The exercise: In the commentary on American politics and foreign policy, Israel's population is compared to the population of which country?

Great bureaucracies always have a tendency to protect and perpetuate themselves. The values and intentions of huge forces like the Pentagon and CIA are not friendly to democratic principles, no matter what their charters may say. They are intrinsically authoritarian organizations, and the more they grow and influence a society, the less it becomes a free place, again no matter what the old words on parchment say.
They are, of course, the natural allies of the money people. They serve them abroad in the workings of empire and have a common interest in minimizing political change at home. It is easy to see why ordinary citizens come to feel politics is useless and unresponsive to them. It is.
Whether you vote for Democrats or Republicans, you get the Pentagon, the CIA, the money people, and a ruthless empire abroad, with just some differences in rhetoric. Here again the system operates much like great corporations with their promotional and marketing wars for McDonald’s or Burger King, Coke or Pepsi. Huge amounts of money are spent, and the result is a choice between products similar in most essential respects. Both corporations prosper and their vast walls of spending make it mighty hard for any new competitors to enter against them. That is pretty much what American politics is reduced to.
And this way of operating applies not only to political campaigns in America but to matters like major foreign policy. Take the example of the bizarre relationship America has with Israel, a country with a population the size of Ecuador’s. It is a relationship which causes great amounts of war and trouble in the world and truly works against the long-term interests of ordinary Americans, to say nothing of its spurning of all ethical principles.
The relationship is based on the same money-drenched methods which govern American politics. Israel, despite its insignificant size and greatly troubling behavior, is able to stay right at the forefront of things, to be on every politician’s lips, to be constantly mentioned (favorably) in the press, and to heavily influence American foreign policy through exactly the same mechanisms.
Some of its demands today are even going beyond foreign policy and into the internal affairs of the United States, as with the constant advocacy for laws making support for peaceful boycotts to influence Israel’s awful behavior illegal or the advocacy for laws in every state equating criticism of a powerful state actor like Israel with hate-speech. Just nasty, self-serving nonsense, but it goes on day after day with little attention paid.
Well, Washington’s establishment today just goes on and on about supposed Russian influence in America. It is unproved stuff serving powerful imperial establishment interests, but, even were there some bit of truth in the accusations, the underlying reality of Russian influence in America is a bad joke. Russia cannot even get a good word in the press and is treated unfairly in countless serious matters.
When I saw the silly Facebook stuff, about so many insignificant ads having been bought during the election by a few people in Russia, offered as evidence of influence, I didn’t know whether to laugh or cry. Out of countless billions of dollars in advertising and advocacy on Facebook, the claim represented national concern about someone spitting into an ocean.

Material provided:
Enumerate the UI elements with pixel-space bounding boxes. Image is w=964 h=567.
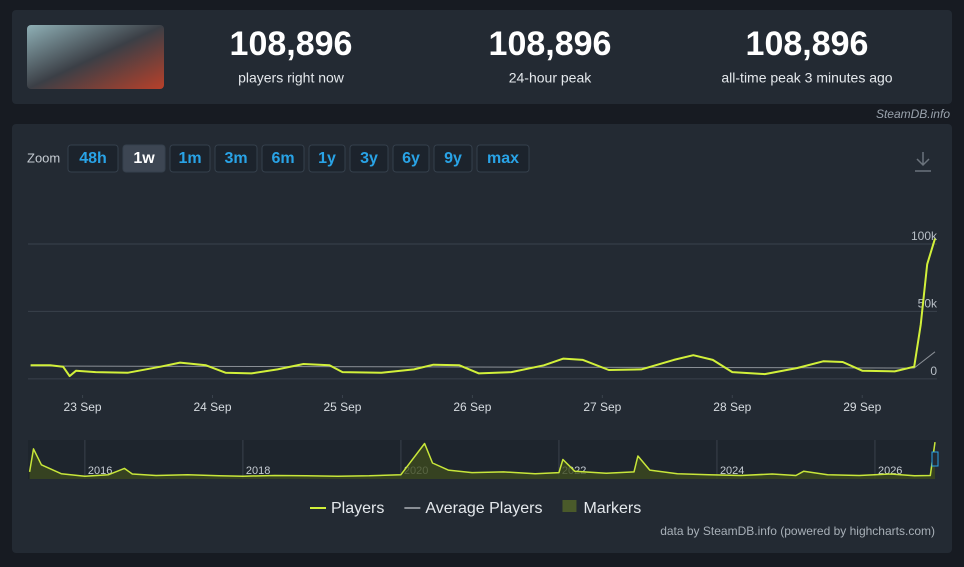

Result below: Ecuador